**PROBLEM TO SOLVE**.
Work through the listing below and count the lines that hold "korrekt". Answer with the number alone.

**Recorded data**.
────────────────

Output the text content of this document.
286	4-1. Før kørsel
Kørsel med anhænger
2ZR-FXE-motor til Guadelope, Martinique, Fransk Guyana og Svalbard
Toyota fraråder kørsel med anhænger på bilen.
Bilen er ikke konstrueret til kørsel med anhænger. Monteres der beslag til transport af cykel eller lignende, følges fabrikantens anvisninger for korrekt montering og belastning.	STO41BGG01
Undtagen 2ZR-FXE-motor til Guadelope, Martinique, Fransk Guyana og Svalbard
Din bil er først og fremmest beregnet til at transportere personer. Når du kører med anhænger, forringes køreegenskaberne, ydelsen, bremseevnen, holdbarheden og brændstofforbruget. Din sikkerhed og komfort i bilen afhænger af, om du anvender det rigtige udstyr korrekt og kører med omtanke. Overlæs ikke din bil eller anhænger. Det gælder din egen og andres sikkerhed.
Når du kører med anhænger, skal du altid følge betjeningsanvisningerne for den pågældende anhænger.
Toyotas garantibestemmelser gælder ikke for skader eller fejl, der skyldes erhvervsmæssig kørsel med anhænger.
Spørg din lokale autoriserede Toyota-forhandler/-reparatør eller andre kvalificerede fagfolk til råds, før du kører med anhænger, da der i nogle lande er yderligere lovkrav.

────────────────

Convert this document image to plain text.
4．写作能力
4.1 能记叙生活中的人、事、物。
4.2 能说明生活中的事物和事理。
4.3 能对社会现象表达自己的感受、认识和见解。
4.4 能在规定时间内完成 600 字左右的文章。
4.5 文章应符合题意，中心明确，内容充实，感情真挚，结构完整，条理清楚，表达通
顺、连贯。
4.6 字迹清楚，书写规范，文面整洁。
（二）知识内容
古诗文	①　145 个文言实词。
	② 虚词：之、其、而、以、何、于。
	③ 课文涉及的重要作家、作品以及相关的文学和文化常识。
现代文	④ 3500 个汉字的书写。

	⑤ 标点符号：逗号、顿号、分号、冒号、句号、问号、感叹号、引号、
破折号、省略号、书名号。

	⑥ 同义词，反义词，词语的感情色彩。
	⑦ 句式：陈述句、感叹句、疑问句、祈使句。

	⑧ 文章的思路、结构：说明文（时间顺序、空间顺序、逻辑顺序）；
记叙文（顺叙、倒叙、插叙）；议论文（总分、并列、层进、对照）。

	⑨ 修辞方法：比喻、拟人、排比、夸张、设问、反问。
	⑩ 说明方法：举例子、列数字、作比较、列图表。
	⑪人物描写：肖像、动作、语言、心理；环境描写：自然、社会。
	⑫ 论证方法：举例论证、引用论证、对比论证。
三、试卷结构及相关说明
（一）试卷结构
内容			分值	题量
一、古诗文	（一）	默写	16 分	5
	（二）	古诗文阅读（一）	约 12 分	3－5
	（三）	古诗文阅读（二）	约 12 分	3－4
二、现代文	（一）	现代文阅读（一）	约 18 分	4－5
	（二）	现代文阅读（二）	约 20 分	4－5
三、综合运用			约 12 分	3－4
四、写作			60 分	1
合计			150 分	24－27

────────────────

**RESULT OF THE TASK**.
2